[START OF Supplied records]

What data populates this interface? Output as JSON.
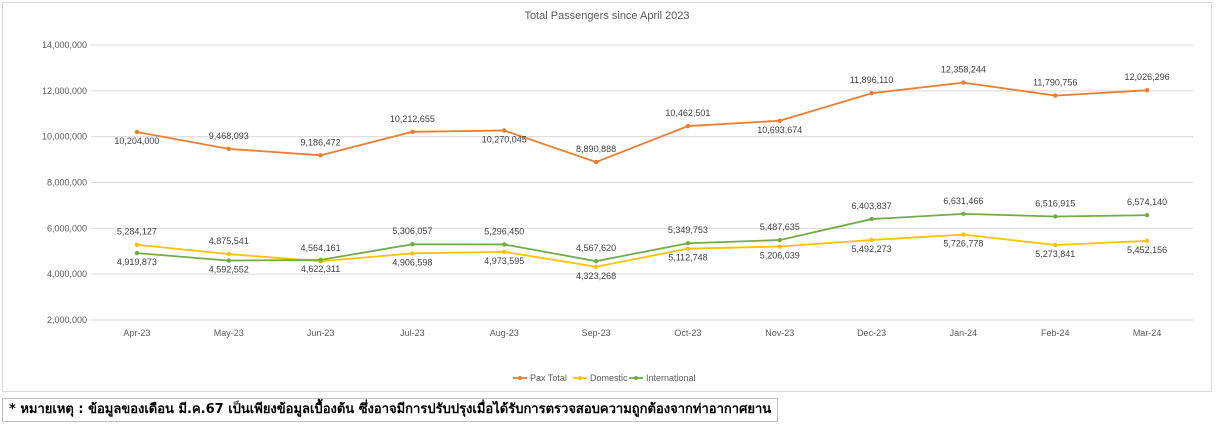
{
  "chart_data": {
    "type": "line",
    "title": "Total Passengers since April 2023",
    "categories": [
      "Apr-23",
      "May-23",
      "Jun-23",
      "Jul-23",
      "Aug-23",
      "Sep-23",
      "Oct-23",
      "Nov-23",
      "Dec-23",
      "Jan-24",
      "Feb-24",
      "Mar-24"
    ],
    "ylim": [
      2000000,
      14000000
    ],
    "yticks": [
      "2,000,000",
      "4,000,000",
      "6,000,000",
      "8,000,000",
      "10,000,000",
      "12,000,000",
      "14,000,000"
    ],
    "grid": true,
    "legend_position": "bottom",
    "series": [
      {
        "name": "Pax Total",
        "color": "#ed7d31",
        "values": [
          10204000,
          9468093,
          9186472,
          10212655,
          10270045,
          8890888,
          10462501,
          10693674,
          11896110,
          12358244,
          11790756,
          12026296
        ],
        "labels": [
          "10,204,000",
          "9,468,093",
          "9,186,472",
          "10,212,655",
          "10,270,045",
          "8,890,888",
          "10,462,501",
          "10,693,674",
          "11,896,110",
          "12,358,244",
          "11,790,756",
          "12,026,296"
        ]
      },
      {
        "name": "Domestic",
        "color": "#ffc000",
        "values": [
          5284127,
          4875541,
          4564161,
          4906598,
          4973595,
          4323268,
          5112748,
          5206039,
          5492273,
          5726778,
          5273841,
          5452156
        ],
        "labels": [
          "5,284,127",
          "4,875,541",
          "4,564,161",
          "4,906,598",
          "4,973,595",
          "4,323,268",
          "5,112,748",
          "5,206,039",
          "5,492,273",
          "5,726,778",
          "5,273,841",
          "5,452,156"
        ]
      },
      {
        "name": "International",
        "color": "#70ad47",
        "values": [
          4919873,
          4592552,
          4622311,
          5306057,
          5296450,
          4567620,
          5349753,
          5487635,
          6403837,
          6631466,
          6516915,
          6574140
        ],
        "labels": [
          "4,919,873",
          "4,592,552",
          "4,622,311",
          "5,306,057",
          "5,296,450",
          "4,567,620",
          "5,349,753",
          "5,487,635",
          "6,403,837",
          "6,631,466",
          "6,516,915",
          "6,574,140"
        ]
      }
    ]
  },
  "footnote": "* หมายเหตุ : ข้อมูลของเดือน มี.ค.67 เป็นเพียงข้อมูลเบื้องต้น ซึ่งอาจมีการปรับปรุงเมื่อได้รับการตรวจสอบความถูกต้องจากท่าอากาศยาน"
}
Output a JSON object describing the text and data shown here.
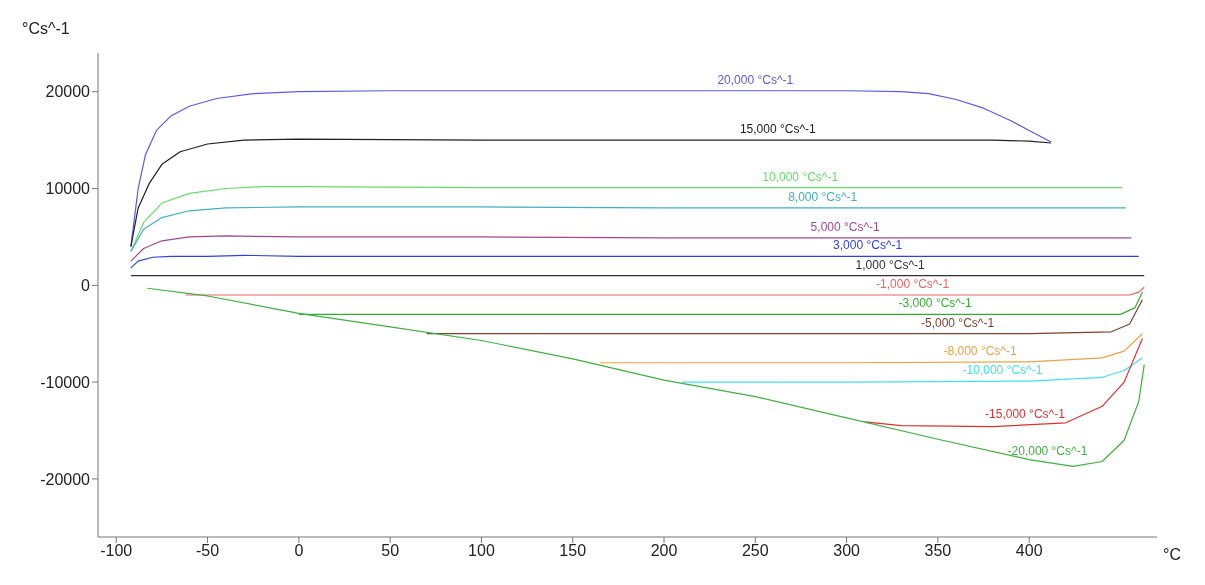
{
  "chart_data": {
    "type": "line",
    "xlabel": "°C",
    "ylabel": "°Cs^-1",
    "xlim": [
      -110,
      470
    ],
    "xticks": [
      -100,
      -50,
      0,
      50,
      100,
      150,
      200,
      250,
      300,
      350,
      400
    ],
    "ylim": [
      -26000,
      24000
    ],
    "yticks": [
      -20000,
      -10000,
      0,
      10000,
      20000
    ],
    "grid": false,
    "legend": false,
    "marker": "none",
    "line_style": "solid",
    "series": [
      {
        "name": "20,000 °Cs^-1",
        "color": "#5a5ae6",
        "x": [
          -92,
          -88,
          -84,
          -78,
          -70,
          -60,
          -45,
          -25,
          0,
          50,
          150,
          250,
          300,
          330,
          345,
          360,
          375,
          390,
          400,
          412
        ],
        "values": [
          4000,
          10000,
          13500,
          16000,
          17500,
          18500,
          19300,
          19800,
          20000,
          20100,
          20100,
          20100,
          20100,
          20000,
          19800,
          19200,
          18300,
          17000,
          16000,
          14800
        ]
      },
      {
        "name": "15,000 °Cs^-1",
        "color": "#202020",
        "x": [
          -92,
          -88,
          -82,
          -75,
          -65,
          -50,
          -30,
          0,
          100,
          200,
          300,
          380,
          400,
          412
        ],
        "values": [
          4000,
          8000,
          10500,
          12500,
          13800,
          14600,
          15000,
          15100,
          15000,
          15000,
          15000,
          15000,
          14900,
          14700
        ]
      },
      {
        "name": "10,000 °Cs^-1",
        "color": "#66dd66",
        "x": [
          -92,
          -85,
          -75,
          -60,
          -40,
          -20,
          0,
          100,
          200,
          300,
          400,
          451
        ],
        "values": [
          3500,
          6500,
          8500,
          9500,
          10000,
          10200,
          10200,
          10100,
          10100,
          10100,
          10100,
          10100
        ]
      },
      {
        "name": "8,000 °Cs^-1",
        "color": "#40b0c0",
        "x": [
          -92,
          -85,
          -75,
          -60,
          -40,
          0,
          100,
          200,
          300,
          400,
          453
        ],
        "values": [
          3500,
          5800,
          7000,
          7700,
          8000,
          8100,
          8100,
          8000,
          8000,
          8000,
          8000
        ]
      },
      {
        "name": "5,000 °Cs^-1",
        "color": "#a04890",
        "x": [
          -92,
          -85,
          -75,
          -60,
          -40,
          0,
          100,
          200,
          300,
          400,
          456
        ],
        "values": [
          2500,
          3800,
          4600,
          5000,
          5100,
          5000,
          5000,
          4900,
          4900,
          4900,
          4900
        ]
      },
      {
        "name": "3,000 °Cs^-1",
        "color": "#3040e0",
        "x": [
          -92,
          -88,
          -80,
          -70,
          -50,
          -30,
          0,
          100,
          200,
          300,
          400,
          460
        ],
        "values": [
          1800,
          2500,
          2900,
          3000,
          3000,
          3100,
          3000,
          3000,
          3000,
          3000,
          3000,
          3000
        ]
      },
      {
        "name": "1,000 °Cs^-1",
        "color": "#303030",
        "x": [
          -92,
          0,
          200,
          400,
          463
        ],
        "values": [
          1000,
          1000,
          1000,
          1000,
          1000
        ]
      },
      {
        "name": "-1,000 °Cs^-1",
        "color": "#f06060",
        "x": [
          -62,
          0,
          200,
          400,
          455,
          460,
          463
        ],
        "values": [
          -1000,
          -1000,
          -1000,
          -1000,
          -1000,
          -700,
          -200
        ]
      },
      {
        "name": "-3,000 °Cs^-1",
        "color": "#30b030",
        "x": [
          0,
          200,
          400,
          450,
          458,
          462
        ],
        "values": [
          -3000,
          -3000,
          -3000,
          -3000,
          -2300,
          -700
        ]
      },
      {
        "name": "-5,000 °Cs^-1",
        "color": "#804030",
        "x": [
          70,
          200,
          400,
          445,
          455,
          462
        ],
        "values": [
          -5000,
          -5000,
          -5000,
          -4800,
          -4000,
          -1500
        ]
      },
      {
        "name": "-8,000 °Cs^-1",
        "color": "#f0a040",
        "x": [
          165,
          300,
          400,
          440,
          452,
          462
        ],
        "values": [
          -8000,
          -8000,
          -7900,
          -7500,
          -6800,
          -5000
        ]
      },
      {
        "name": "-10,000 °Cs^-1",
        "color": "#40e0f0",
        "x": [
          210,
          300,
          400,
          440,
          452,
          462
        ],
        "values": [
          -10000,
          -10000,
          -9900,
          -9500,
          -8800,
          -7500
        ]
      },
      {
        "name": "-15,000 °Cs^-1",
        "color": "#e03030",
        "x": [
          310,
          330,
          380,
          420,
          440,
          452,
          462
        ],
        "values": [
          -14100,
          -14500,
          -14600,
          -14200,
          -12500,
          -10000,
          -5500
        ]
      },
      {
        "name": "-20,000 °Cs^-1",
        "color": "#40b040",
        "x": [
          -83,
          -50,
          0,
          50,
          100,
          150,
          200,
          250,
          300,
          350,
          400,
          424,
          440,
          452,
          460,
          463
        ],
        "values": [
          -300,
          -1100,
          -2900,
          -4300,
          -5700,
          -7600,
          -9800,
          -11500,
          -13700,
          -15900,
          -18000,
          -18700,
          -18200,
          -16000,
          -12000,
          -8200
        ]
      }
    ]
  }
}
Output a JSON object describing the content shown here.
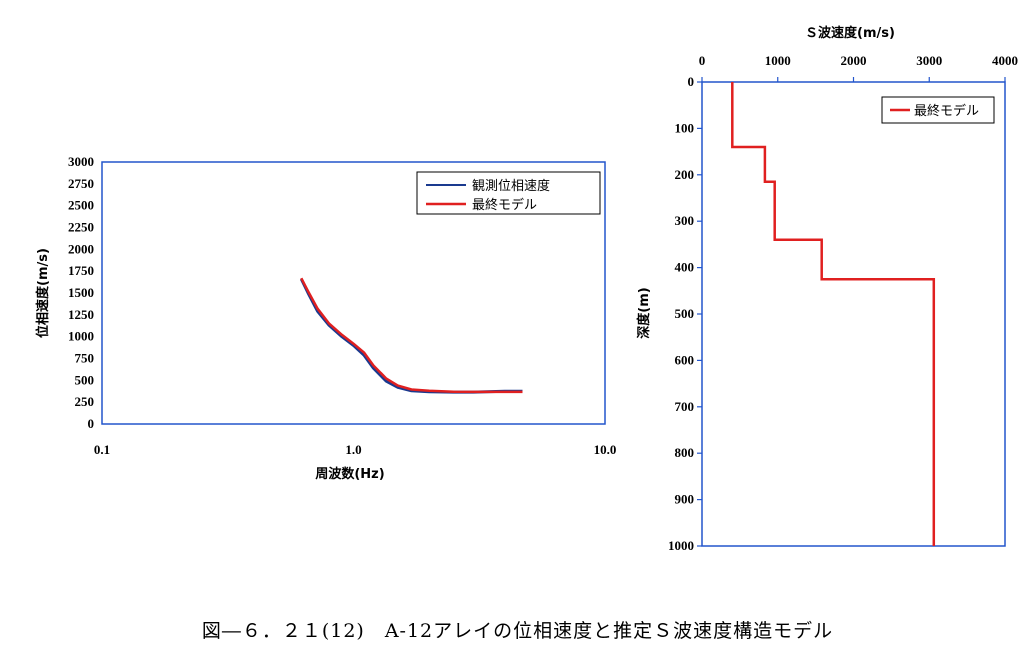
{
  "caption": "図―６．２１(12)　A-12アレイの位相速度と推定Ｓ波速度構造モデル",
  "colors": {
    "frame": "#2255cc",
    "observed": "#1a3a8f",
    "model": "#e02020"
  },
  "chart_data": [
    {
      "type": "line",
      "xlabel": "周波数(Hz)",
      "ylabel": "位相速度(m/s)",
      "xscale": "log",
      "xlim": [
        0.1,
        10.0
      ],
      "ylim": [
        0,
        3000
      ],
      "xticks": [
        "0.1",
        "1.0",
        "10.0"
      ],
      "xtick_values": [
        0.1,
        1.0,
        10.0
      ],
      "yticks": [
        "0",
        "250",
        "500",
        "750",
        "1000",
        "1250",
        "1500",
        "1750",
        "2000",
        "2250",
        "2500",
        "2750",
        "3000"
      ],
      "ytick_values": [
        0,
        250,
        500,
        750,
        1000,
        1250,
        1500,
        1750,
        2000,
        2250,
        2500,
        2750,
        3000
      ],
      "legend_position": "top-right",
      "series": [
        {
          "name": "観測位相速度",
          "color": "#1a3a8f",
          "x": [
            0.62,
            0.66,
            0.72,
            0.8,
            0.9,
            1.0,
            1.1,
            1.2,
            1.35,
            1.5,
            1.7,
            2.0,
            2.5,
            3.0,
            4.0,
            4.7
          ],
          "y": [
            1660,
            1500,
            1290,
            1130,
            1000,
            900,
            790,
            640,
            490,
            420,
            380,
            370,
            365,
            365,
            375,
            375
          ]
        },
        {
          "name": "最終モデル",
          "color": "#e02020",
          "x": [
            0.62,
            0.66,
            0.72,
            0.8,
            0.9,
            1.0,
            1.1,
            1.2,
            1.35,
            1.5,
            1.7,
            2.0,
            2.5,
            3.0,
            4.0,
            4.7
          ],
          "y": [
            1670,
            1520,
            1320,
            1150,
            1020,
            920,
            820,
            670,
            520,
            440,
            395,
            380,
            370,
            368,
            368,
            368
          ]
        }
      ]
    },
    {
      "type": "line",
      "title": "Ｓ波速度(m/s)",
      "ylabel": "深度(m)",
      "xlim": [
        0,
        4000
      ],
      "ylim": [
        0,
        1000
      ],
      "y_inverted": true,
      "x_axis_position": "top",
      "xticks": [
        "0",
        "1000",
        "2000",
        "3000",
        "4000"
      ],
      "xtick_values": [
        0,
        1000,
        2000,
        3000,
        4000
      ],
      "yticks": [
        "0",
        "100",
        "200",
        "300",
        "400",
        "500",
        "600",
        "700",
        "800",
        "900",
        "1000"
      ],
      "ytick_values": [
        0,
        100,
        200,
        300,
        400,
        500,
        600,
        700,
        800,
        900,
        1000
      ],
      "legend_position": "top-right",
      "series": [
        {
          "name": "最終モデル",
          "color": "#e02020",
          "x": [
            400,
            400,
            830,
            830,
            960,
            960,
            1580,
            1580,
            3060,
            3060
          ],
          "y": [
            0,
            140,
            140,
            215,
            215,
            340,
            340,
            425,
            425,
            1000
          ]
        }
      ]
    }
  ]
}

[END OF Supplied records]

## To do:
Choose all lines containing the string "here" and copy them out.

## Complete output:
Output a JSON object describing the text and data shown here.
Output a JSON object describing the content shown here.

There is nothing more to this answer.